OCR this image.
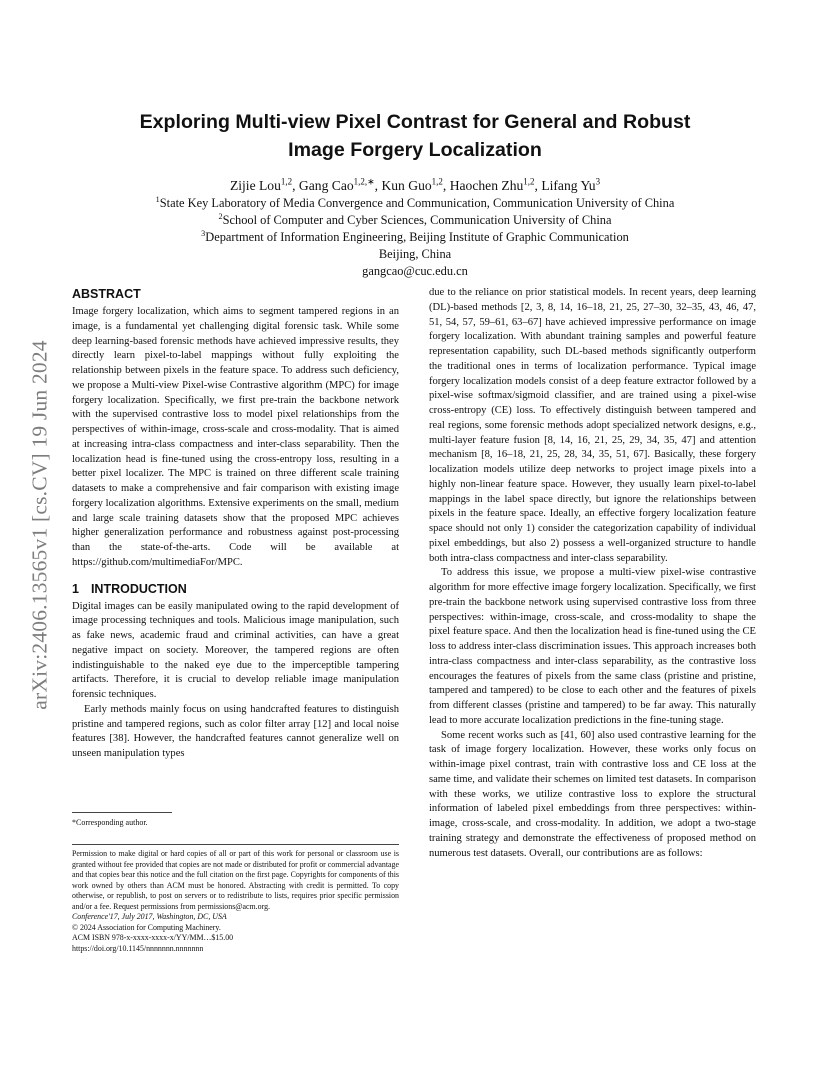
arXiv:2406.13565v1 [cs.CV] 19 Jun 2024
Exploring Multi-view Pixel Contrast for General and Robust
Image Forgery Localization
Zijie Lou$^{1,2}$, Gang Cao$^{1,2,∗}$, Kun Guo$^{1,2}$, Haochen Zhu$^{1,2}$, Lifang Yu$^3$
$^1$State Key Laboratory of Media Convergence and Communication, Communication University of China
$^2$School of Computer and Cyber Sciences, Communication University of China
$^3$Department of Information Engineering, Beijing Institute of Graphic Communication
Beijing, China
gangcao@cuc.edu.cn
ABSTRACT

Image forgery localization, which aims to segment tampered regions in an image, is a fundamental yet challenging digital forensic task. While some deep learning-based forensic methods have achieved impressive results, they directly learn pixel-to-label mappings without fully exploiting the relationship between pixels in the feature space. To address such deficiency, we propose a Multi-view Pixel-wise Contrastive algorithm (MPC) for image forgery localization. Specifically, we first pre-train the backbone network with the supervised contrastive loss to model pixel relationships from the perspectives of within-image, cross-scale and cross-modality. That is aimed at increasing intra-class compactness and inter-class separability. Then the localization head is fine-tuned using the cross-entropy loss, resulting in a better pixel localizer. The MPC is trained on three different scale training datasets to make a comprehensive and fair comparison with existing image forgery localization algorithms. Extensive experiments on the small, medium and large scale training datasets show that the proposed MPC achieves higher generalization performance and robustness against post-processing than the state-of-the-arts. Code will be available at https://github.com/multimediaFor/MPC.

1 INTRODUCTION

Digital images can be easily manipulated owing to the rapid development of image processing techniques and tools. Malicious image manipulation, such as fake news, academic fraud and criminal activities, can have a great negative impact on society. Moreover, the tampered regions are often indistinguishable to the naked eye due to the imperceptible tampering artifacts. Therefore, it is crucial to develop reliable image manipulation forensic techniques.

Early methods mainly focus on using handcrafted features to distinguish pristine and tampered regions, such as color filter array [12] and local noise features [38]. However, the handcrafted features cannot generalize well on unseen manipulation types

*Corresponding author.

Permission to make digital or hard copies of all or part of this work for personal or classroom use is granted without fee provided that copies are not made or distributed for profit or commercial advantage and that copies bear this notice and the full citation on the first page. Copyrights for components of this work owned by others than ACM must be honored. Abstracting with credit is permitted. To copy otherwise, or republish, to post on servers or to redistribute to lists, requires prior specific permission and/or a fee. Request permissions from permissions@acm.org.

Conference'17, July 2017, Washington, DC, USA

© 2024 Association for Computing Machinery.

ACM ISBN 978-x-xxxx-xxxx-x/YY/MM…$15.00

https://doi.org/10.1145/nnnnnnn.nnnnnnn

due to the reliance on prior statistical models. In recent years, deep learning (DL)-based methods [2, 3, 8, 14, 16–18, 21, 25, 27–30, 32–35, 43, 46, 47, 51, 54, 57, 59–61, 63–67] have achieved impressive performance on image forgery localization. With abundant training samples and powerful feature representation capability, such DL-based methods significantly outperform the traditional ones in terms of localization performance. Typical image forgery localization models consist of a deep feature extractor followed by a pixel-wise softmax/sigmoid classifier, and are trained using a pixel-wise cross-entropy (CE) loss. To effectively distinguish between tampered and real regions, some forensic methods adopt specialized network designs, e.g., multi-layer feature fusion [8, 14, 16, 21, 25, 29, 34, 35, 47] and attention mechanism [8, 16–18, 21, 25, 28, 34, 35, 51, 67]. Basically, these forgery localization models utilize deep networks to project image pixels into a highly non-linear feature space. However, they usually learn pixel-to-label mappings in the label space directly, but ignore the relationships between pixels in the feature space. Ideally, an effective forgery localization feature space should not only 1) consider the categorization capability of individual pixel embeddings, but also 2) possess a well-organized structure to handle both intra-class compactness and inter-class separability.

To address this issue, we propose a multi-view pixel-wise contrastive algorithm for more effective image forgery localization. Specifically, we first pre-train the backbone network using supervised contrastive loss from three perspectives: within-image, cross-scale, and cross-modality to shape the pixel feature space. And then the localization head is fine-tuned using the CE loss to address inter-class discrimination issues. This approach increases both intra-class compactness and inter-class separability, as the contrastive loss encourages the features of pixels from the same class (pristine and pristine, tampered and tampered) to be close to each other and the features of pixels from different classes (pristine and tampered) to be far away. This naturally lead to more accurate localization predictions in the fine-tuning stage.

Some recent works such as [41, 60] also used contrastive learning for the task of image forgery localization. However, these works only focus on within-image pixel contrast, train with contrastive loss and CE loss at the same time, and validate their schemes on limited test datasets. In comparison with these works, we utilize contrastive loss to explore the structural information of labeled pixel embeddings from three perspectives: within-image, cross-scale, and cross-modality. In addition, we adopt a two-stage training strategy and demonstrate the effectiveness of proposed method on numerous test datasets. Overall, our contributions are as follows:
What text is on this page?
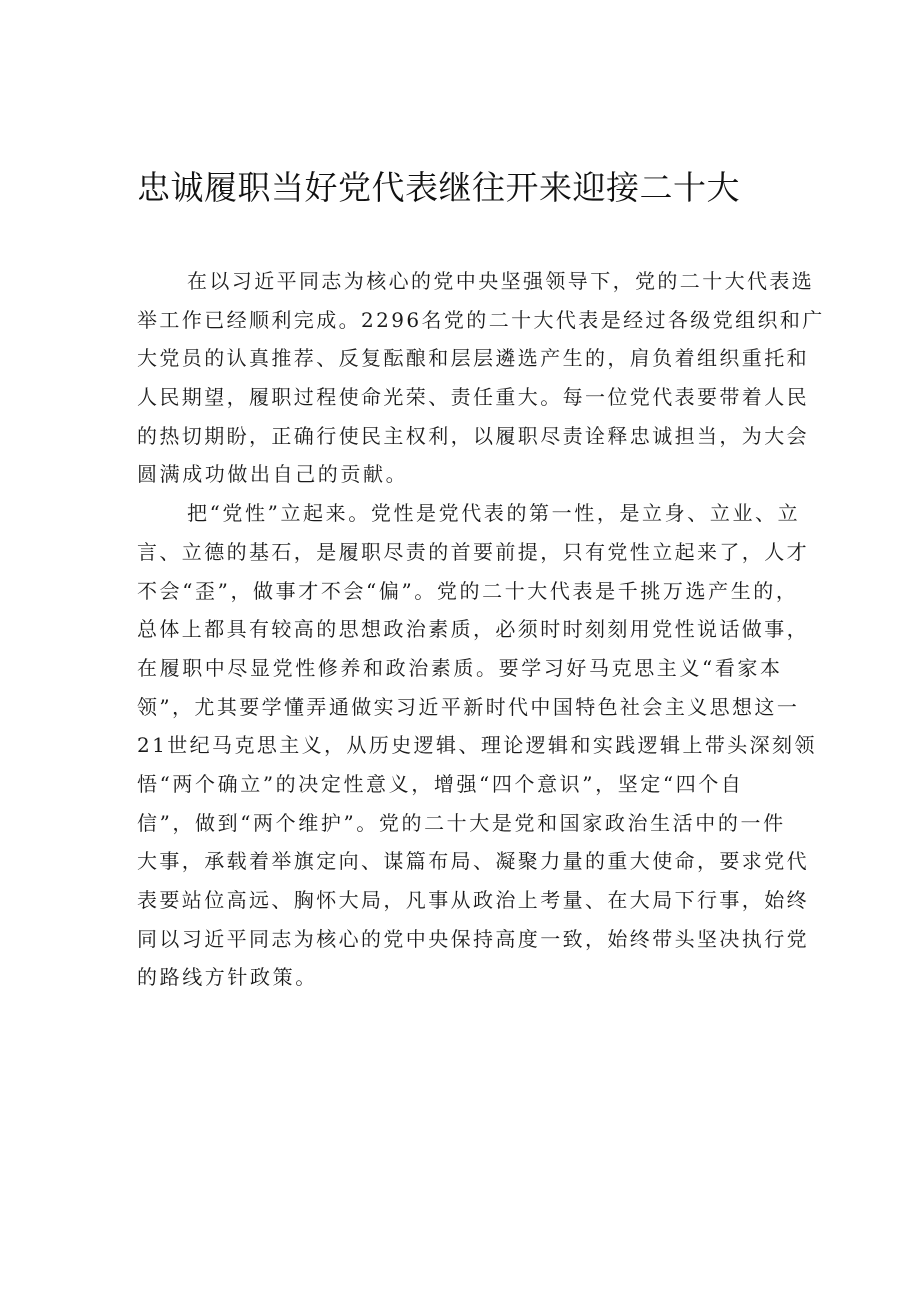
忠诚履职当好党代表继往开来迎接二十大
在以习近平同志为核心的党中央坚强领导下，党的二十大代表选
举工作已经顺利完成。2296名党的二十大代表是经过各级党组织和广
大党员的认真推荐、反复酝酿和层层遴选产生的，肩负着组织重托和
人民期望，履职过程使命光荣、责任重大。每一位党代表要带着人民
的热切期盼，正确行使民主权利，以履职尽责诠释忠诚担当，为大会
圆满成功做出自己的贡献。
把“党性”立起来。党性是党代表的第一性，是立身、立业、立
言、立德的基石，是履职尽责的首要前提，只有党性立起来了，人才
不会“歪”，做事才不会“偏”。党的二十大代表是千挑万选产生的，
总体上都具有较高的思想政治素质，必须时时刻刻用党性说话做事，
在履职中尽显党性修养和政治素质。要学习好马克思主义“看家本
领”，尤其要学懂弄通做实习近平新时代中国特色社会主义思想这一
21世纪马克思主义，从历史逻辑、理论逻辑和实践逻辑上带头深刻领
悟“两个确立”的决定性意义，增强“四个意识”，坚定“四个自
信”，做到“两个维护”。党的二十大是党和国家政治生活中的一件
大事，承载着举旗定向、谋篇布局、凝聚力量的重大使命，要求党代
表要站位高远、胸怀大局，凡事从政治上考量、在大局下行事，始终
同以习近平同志为核心的党中央保持高度一致，始终带头坚决执行党
的路线方针政策。
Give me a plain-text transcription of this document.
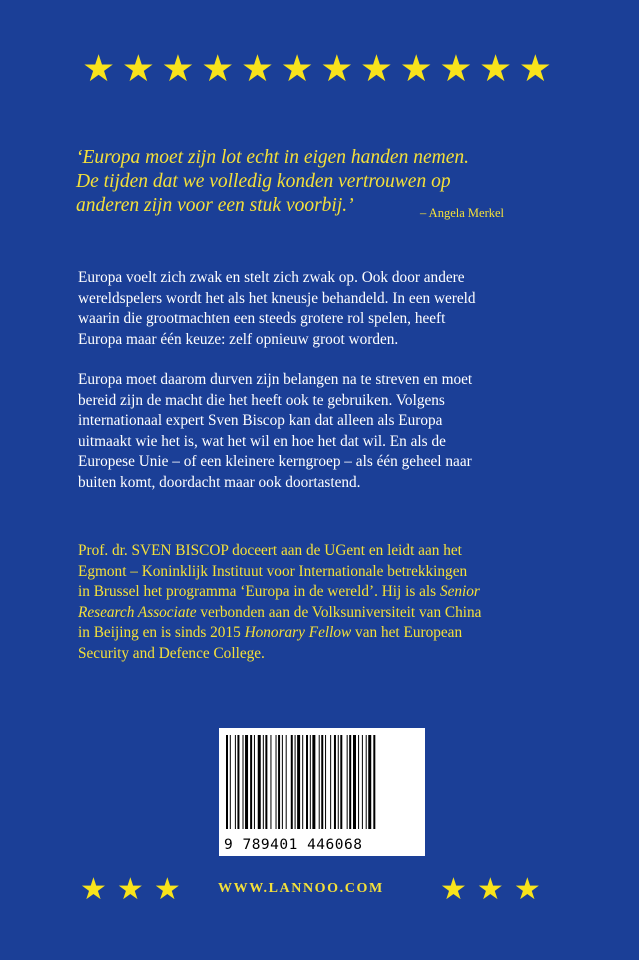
★ ★ ★ ★ ★ ★ ★ ★ ★ ★ ★ ★
‘Europa moet zijn lot echt in eigen handen nemen.
De tijden dat we volledig konden vertrouwen op
anderen zijn voor een stuk voorbij.’	– Angela Merkel
Europa voelt zich zwak en stelt zich zwak op. Ook door andere
wereldspelers wordt het als het kneusje behandeld. In een wereld
waarin die grootmachten een steeds grotere rol spelen, heeft
Europa maar één keuze: zelf opnieuw groot worden.
Europa moet daarom durven zijn belangen na te streven en moet
bereid zijn de macht die het heeft ook te gebruiken. Volgens
internationaal expert Sven Biscop kan dat alleen als Europa
uitmaakt wie het is, wat het wil en hoe het dat wil. En als de
Europese Unie – of een kleinere kerngroep – als één geheel naar
buiten komt, doordacht maar ook doortastend.
Prof. dr. SVEN BISCOP doceert aan de UGent en leidt aan het
Egmont – Koninklijk Instituut voor Internationale betrekkingen
in Brussel het programma ‘Europa in de wereld’. Hij is als Senior
Research Associate verbonden aan de Volksuniversiteit van China
in Beijing en is sinds 2015 Honorary Fellow van het European
Security and Defence College.
9 789401 446068
★ ★ ★	WWW.LANNOO.COM ★ ★ ★
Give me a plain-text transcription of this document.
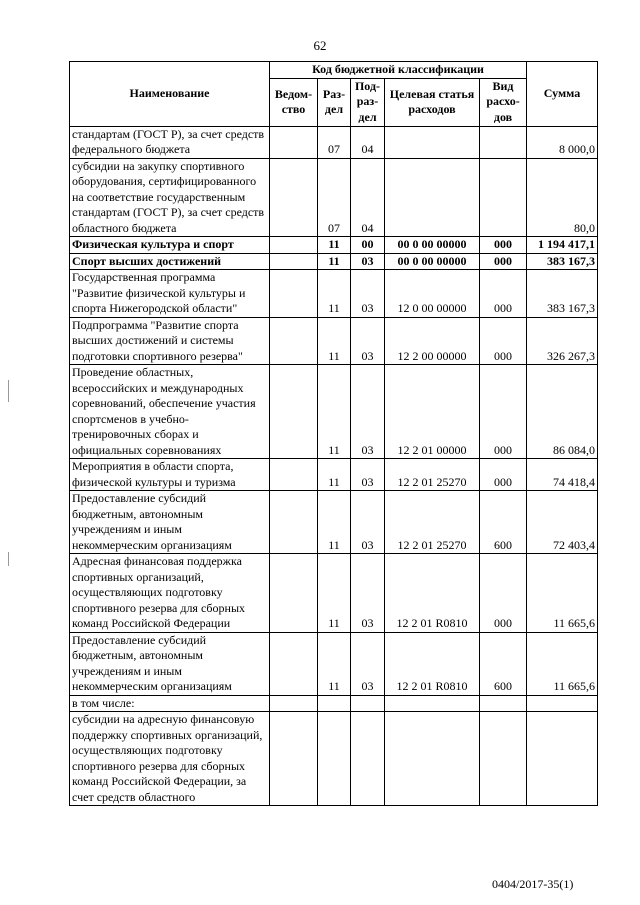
62
Наименование	Код бюджетной классификации					Сумма
	Ведом-ство	Раз-дел	Под-раз-дел	Целевая статья расходов	Вид расхо-дов	
стандартам (ГОСТ Р), за счет средств федерального бюджета		07	04			8 000,0
субсидии на закупку спортивного оборудования, сертифицированного на соответствие государственным стандартам (ГОСТ Р), за счет средств областного бюджета		07	04			80,0
Физическая культура и спорт		11	00	00 0 00 00000	000	1 194 417,1
Спорт высших достижений		11	03	00 0 00 00000	000	383 167,3
Государственная программа "Развитие физической культуры и спорта Нижегородской области"		11	03	12 0 00 00000	000	383 167,3
Подпрограмма "Развитие спорта высших достижений и системы подготовки спортивного резерва"		11	03	12 2 00 00000	000	326 267,3
Проведение областных, всероссийских и международных соревнований, обеспечение участия спортсменов в учебно-тренировочных сборах и официальных соревнованиях		11	03	12 2 01 00000	000	86 084,0
Мероприятия в области спорта, физической культуры и туризма		11	03	12 2 01 25270	000	74 418,4
Предоставление субсидий бюджетным, автономным учреждениям и иным некоммерческим организациям		11	03	12 2 01 25270	600	72 403,4
Адресная финансовая поддержка спортивных организаций, осуществляющих подготовку спортивного резерва для сборных команд Российской Федерации		11	03	12 2 01 R0810	000	11 665,6
Предоставление субсидий бюджетным, автономным учреждениям и иным некоммерческим организациям		11	03	12 2 01 R0810	600	11 665,6
в том числе:						
субсидии на адресную финансовую поддержку спортивных организаций, осуществляющих подготовку спортивного резерва для сборных команд Российской Федерации, за счет средств областного						
0404/2017-35(1)
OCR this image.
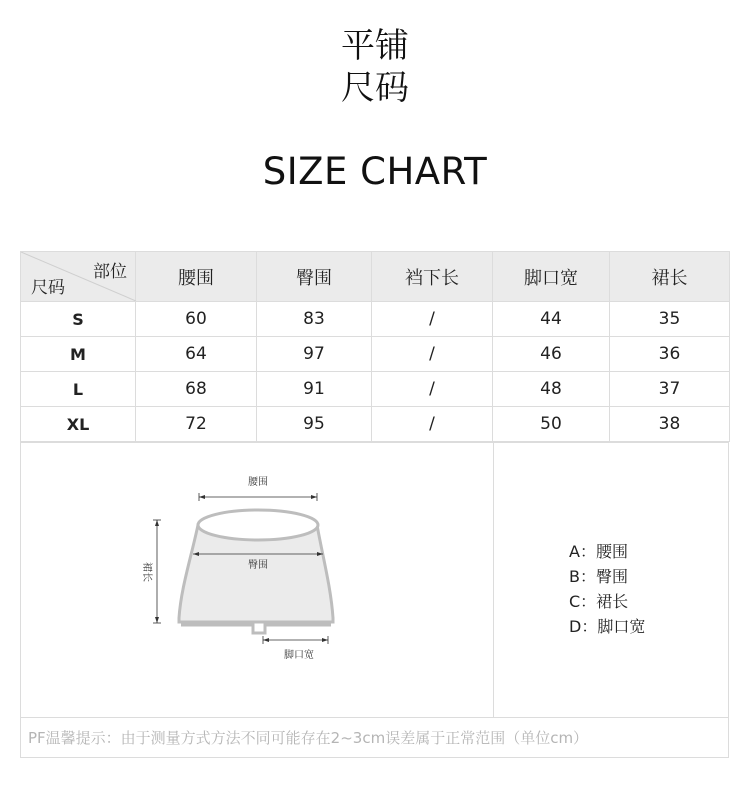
平铺
尺码
SIZE CHART
部位
尺码	腰围	臀围	裆下长	脚口宽	裙长
S	60	83	/	44	35
M	64	97	/	46	36
L	68	91	/	48	37
XL	72	95	/	50	38
腰围
臀围
裙长
脚口宽
A：腰围
B：臀围
C：裙长
D：脚口宽
PF温馨提示：由于测量方式方法不同可能存在2~3cm误差属于正常范围（单位cm）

Task to carry out:
In the data above, how many lines contain the string "достижений"? Answer with the number only.

Result of the exercise:
2